### [Task brief]
Extract every entry word for word.

[Stored entries]

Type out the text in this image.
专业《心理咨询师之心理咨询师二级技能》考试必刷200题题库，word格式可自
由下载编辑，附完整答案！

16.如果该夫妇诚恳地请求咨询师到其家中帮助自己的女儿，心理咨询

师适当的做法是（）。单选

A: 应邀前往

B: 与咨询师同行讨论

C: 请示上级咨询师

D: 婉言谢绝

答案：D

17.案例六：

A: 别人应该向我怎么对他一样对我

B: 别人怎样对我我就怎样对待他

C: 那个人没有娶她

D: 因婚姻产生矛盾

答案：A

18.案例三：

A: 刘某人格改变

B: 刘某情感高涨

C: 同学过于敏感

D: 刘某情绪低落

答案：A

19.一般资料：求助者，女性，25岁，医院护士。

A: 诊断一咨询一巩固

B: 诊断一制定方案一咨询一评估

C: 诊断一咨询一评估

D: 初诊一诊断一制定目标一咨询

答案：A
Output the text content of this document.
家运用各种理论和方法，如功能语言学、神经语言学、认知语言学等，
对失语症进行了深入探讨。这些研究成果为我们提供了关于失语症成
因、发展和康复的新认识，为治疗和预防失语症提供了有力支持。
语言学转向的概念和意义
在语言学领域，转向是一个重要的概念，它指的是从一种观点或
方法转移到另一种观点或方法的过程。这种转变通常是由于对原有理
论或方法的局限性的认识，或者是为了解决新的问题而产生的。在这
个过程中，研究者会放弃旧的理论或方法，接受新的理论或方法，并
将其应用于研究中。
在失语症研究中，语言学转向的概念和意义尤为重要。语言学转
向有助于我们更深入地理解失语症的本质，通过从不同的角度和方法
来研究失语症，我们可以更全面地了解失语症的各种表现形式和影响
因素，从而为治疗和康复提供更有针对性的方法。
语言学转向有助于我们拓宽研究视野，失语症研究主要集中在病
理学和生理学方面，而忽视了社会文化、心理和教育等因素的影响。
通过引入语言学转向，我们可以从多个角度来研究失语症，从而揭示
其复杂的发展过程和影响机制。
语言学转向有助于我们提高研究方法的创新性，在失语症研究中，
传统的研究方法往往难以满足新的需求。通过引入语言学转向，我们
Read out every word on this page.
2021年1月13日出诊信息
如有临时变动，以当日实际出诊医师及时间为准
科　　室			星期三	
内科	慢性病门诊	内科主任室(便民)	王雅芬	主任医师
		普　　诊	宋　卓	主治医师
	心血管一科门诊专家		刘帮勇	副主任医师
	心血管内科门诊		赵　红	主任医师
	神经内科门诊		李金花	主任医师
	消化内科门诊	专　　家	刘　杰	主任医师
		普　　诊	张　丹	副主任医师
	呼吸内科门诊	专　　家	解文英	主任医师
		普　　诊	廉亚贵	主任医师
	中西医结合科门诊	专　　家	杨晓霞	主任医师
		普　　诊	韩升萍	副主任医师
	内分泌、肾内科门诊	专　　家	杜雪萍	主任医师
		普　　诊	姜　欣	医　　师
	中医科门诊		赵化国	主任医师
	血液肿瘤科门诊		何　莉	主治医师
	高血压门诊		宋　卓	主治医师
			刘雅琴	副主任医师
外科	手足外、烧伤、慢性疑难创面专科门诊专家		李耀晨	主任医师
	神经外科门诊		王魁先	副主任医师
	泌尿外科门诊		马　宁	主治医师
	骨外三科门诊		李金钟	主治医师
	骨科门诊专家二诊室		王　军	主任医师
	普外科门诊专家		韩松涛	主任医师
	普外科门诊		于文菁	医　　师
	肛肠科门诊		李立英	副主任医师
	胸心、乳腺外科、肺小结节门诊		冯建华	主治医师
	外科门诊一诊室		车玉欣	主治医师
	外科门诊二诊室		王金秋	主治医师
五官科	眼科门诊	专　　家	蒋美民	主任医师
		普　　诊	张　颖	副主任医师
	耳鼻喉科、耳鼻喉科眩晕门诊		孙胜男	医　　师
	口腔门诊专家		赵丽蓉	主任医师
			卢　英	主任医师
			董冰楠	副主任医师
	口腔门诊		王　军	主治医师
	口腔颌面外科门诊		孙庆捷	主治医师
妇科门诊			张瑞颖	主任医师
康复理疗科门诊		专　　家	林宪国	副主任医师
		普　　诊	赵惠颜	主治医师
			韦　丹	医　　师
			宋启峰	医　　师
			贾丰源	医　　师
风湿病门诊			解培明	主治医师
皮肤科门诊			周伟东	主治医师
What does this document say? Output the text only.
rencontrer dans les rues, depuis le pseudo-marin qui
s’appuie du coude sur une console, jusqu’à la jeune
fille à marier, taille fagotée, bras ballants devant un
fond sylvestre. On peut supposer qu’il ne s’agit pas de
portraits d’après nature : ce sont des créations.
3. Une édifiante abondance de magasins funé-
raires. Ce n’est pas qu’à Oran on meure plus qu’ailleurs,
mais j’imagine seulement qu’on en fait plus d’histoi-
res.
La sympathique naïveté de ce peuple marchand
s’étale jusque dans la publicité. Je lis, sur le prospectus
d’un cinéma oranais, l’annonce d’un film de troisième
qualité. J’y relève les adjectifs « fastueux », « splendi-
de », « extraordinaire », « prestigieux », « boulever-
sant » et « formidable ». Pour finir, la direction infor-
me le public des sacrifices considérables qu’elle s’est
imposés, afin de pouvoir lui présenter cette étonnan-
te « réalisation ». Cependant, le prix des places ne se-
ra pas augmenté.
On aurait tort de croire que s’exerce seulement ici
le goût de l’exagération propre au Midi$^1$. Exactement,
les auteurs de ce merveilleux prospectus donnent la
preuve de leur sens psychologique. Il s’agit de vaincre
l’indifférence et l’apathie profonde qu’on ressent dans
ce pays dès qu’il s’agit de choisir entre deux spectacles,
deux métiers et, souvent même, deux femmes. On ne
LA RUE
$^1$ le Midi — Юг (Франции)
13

### [Solution below]
Type out the text in this image.
专业《心理咨询师之心理咨询师二级技能》考试必刷200题题库，word格式可自
由下载编辑，附完整答案！

16.如果该夫妇诚恳地请求咨询师到其家中帮助自己的女儿，心理咨询

师适当的做法是（）。单选

A: 应邀前往

B: 与咨询师同行讨论

C: 请示上级咨询师

D: 婉言谢绝

答案：D

17.案例六：

A: 别人应该向我怎么对他一样对我

B: 别人怎样对我我就怎样对待他

C: 那个人没有娶她

D: 因婚姻产生矛盾

答案：A

18.案例三：

A: 刘某人格改变

B: 刘某情感高涨

C: 同学过于敏感

D: 刘某情绪低落

答案：A

19.一般资料：求助者，女性，25岁，医院护士。

A: 诊断一咨询一巩固

B: 诊断一制定方案一咨询一评估

C: 诊断一咨询一评估

D: 初诊一诊断一制定目标一咨询

答案：A
Output the text content of this document.
家运用各种理论和方法，如功能语言学、神经语言学、认知语言学等，
对失语症进行了深入探讨。这些研究成果为我们提供了关于失语症成
因、发展和康复的新认识，为治疗和预防失语症提供了有力支持。
语言学转向的概念和意义
在语言学领域，转向是一个重要的概念，它指的是从一种观点或
方法转移到另一种观点或方法的过程。这种转变通常是由于对原有理
论或方法的局限性的认识，或者是为了解决新的问题而产生的。在这
个过程中，研究者会放弃旧的理论或方法，接受新的理论或方法，并
将其应用于研究中。
在失语症研究中，语言学转向的概念和意义尤为重要。语言学转
向有助于我们更深入地理解失语症的本质，通过从不同的角度和方法
来研究失语症，我们可以更全面地了解失语症的各种表现形式和影响
因素，从而为治疗和康复提供更有针对性的方法。
语言学转向有助于我们拓宽研究视野，失语症研究主要集中在病
理学和生理学方面，而忽视了社会文化、心理和教育等因素的影响。
通过引入语言学转向，我们可以从多个角度来研究失语症，从而揭示
其复杂的发展过程和影响机制。
语言学转向有助于我们提高研究方法的创新性，在失语症研究中，
传统的研究方法往往难以满足新的需求。通过引入语言学转向，我们
Read out every word on this page.
2021年1月13日出诊信息
如有临时变动，以当日实际出诊医师及时间为准
科　　室			星期三	
内科	慢性病门诊	内科主任室(便民)	王雅芬	主任医师
		普　　诊	宋　卓	主治医师
	心血管一科门诊专家		刘帮勇	副主任医师
	心血管内科门诊		赵　红	主任医师
	神经内科门诊		李金花	主任医师
	消化内科门诊	专　　家	刘　杰	主任医师
		普　　诊	张　丹	副主任医师
	呼吸内科门诊	专　　家	解文英	主任医师
		普　　诊	廉亚贵	主任医师
	中西医结合科门诊	专　　家	杨晓霞	主任医师
		普　　诊	韩升萍	副主任医师
	内分泌、肾内科门诊	专　　家	杜雪萍	主任医师
		普　　诊	姜　欣	医　　师
	中医科门诊		赵化国	主任医师
	血液肿瘤科门诊		何　莉	主治医师
	高血压门诊		宋　卓	主治医师
			刘雅琴	副主任医师
外科	手足外、烧伤、慢性疑难创面专科门诊专家		李耀晨	主任医师
	神经外科门诊		王魁先	副主任医师
	泌尿外科门诊		马　宁	主治医师
	骨外三科门诊		李金钟	主治医师
	骨科门诊专家二诊室		王　军	主任医师
	普外科门诊专家		韩松涛	主任医师
	普外科门诊		于文菁	医　　师
	肛肠科门诊		李立英	副主任医师
	胸心、乳腺外科、肺小结节门诊		冯建华	主治医师
	外科门诊一诊室		车玉欣	主治医师
	外科门诊二诊室		王金秋	主治医师
五官科	眼科门诊	专　　家	蒋美民	主任医师
		普　　诊	张　颖	副主任医师
	耳鼻喉科、耳鼻喉科眩晕门诊		孙胜男	医　　师
	口腔门诊专家		赵丽蓉	主任医师
			卢　英	主任医师
			董冰楠	副主任医师
	口腔门诊		王　军	主治医师
	口腔颌面外科门诊		孙庆捷	主治医师
妇科门诊			张瑞颖	主任医师
康复理疗科门诊		专　　家	林宪国	副主任医师
		普　　诊	赵惠颜	主治医师
			韦　丹	医　　师
			宋启峰	医　　师
			贾丰源	医　　师
风湿病门诊			解培明	主治医师
皮肤科门诊			周伟东	主治医师
What does this document say? Output the text only.
rencontrer dans les rues, depuis le pseudo-marin qui
s’appuie du coude sur une console, jusqu’à la jeune
fille à marier, taille fagotée, bras ballants devant un
fond sylvestre. On peut supposer qu’il ne s’agit pas de
portraits d’après nature : ce sont des créations.
3. Une édifiante abondance de magasins funé-
raires. Ce n’est pas qu’à Oran on meure plus qu’ailleurs,
mais j’imagine seulement qu’on en fait plus d’histoi-
res.
La sympathique naïveté de ce peuple marchand
s’étale jusque dans la publicité. Je lis, sur le prospectus
d’un cinéma oranais, l’annonce d’un film de troisième
qualité. J’y relève les adjectifs « fastueux », « splendi-
de », « extraordinaire », « prestigieux », « boulever-
sant » et « formidable ». Pour finir, la direction infor-
me le public des sacrifices considérables qu’elle s’est
imposés, afin de pouvoir lui présenter cette étonnan-
te « réalisation ». Cependant, le prix des places ne se-
ra pas augmenté.
On aurait tort de croire que s’exerce seulement ici
le goût de l’exagération propre au Midi$^1$. Exactement,
les auteurs de ce merveilleux prospectus donnent la
preuve de leur sens psychologique. Il s’agit de vaincre
l’indifférence et l’apathie profonde qu’on ressent dans
ce pays dès qu’il s’agit de choisir entre deux spectacles,
deux métiers et, souvent même, deux femmes. On ne
LA RUE
$^1$ le Midi — Юг (Франции)
13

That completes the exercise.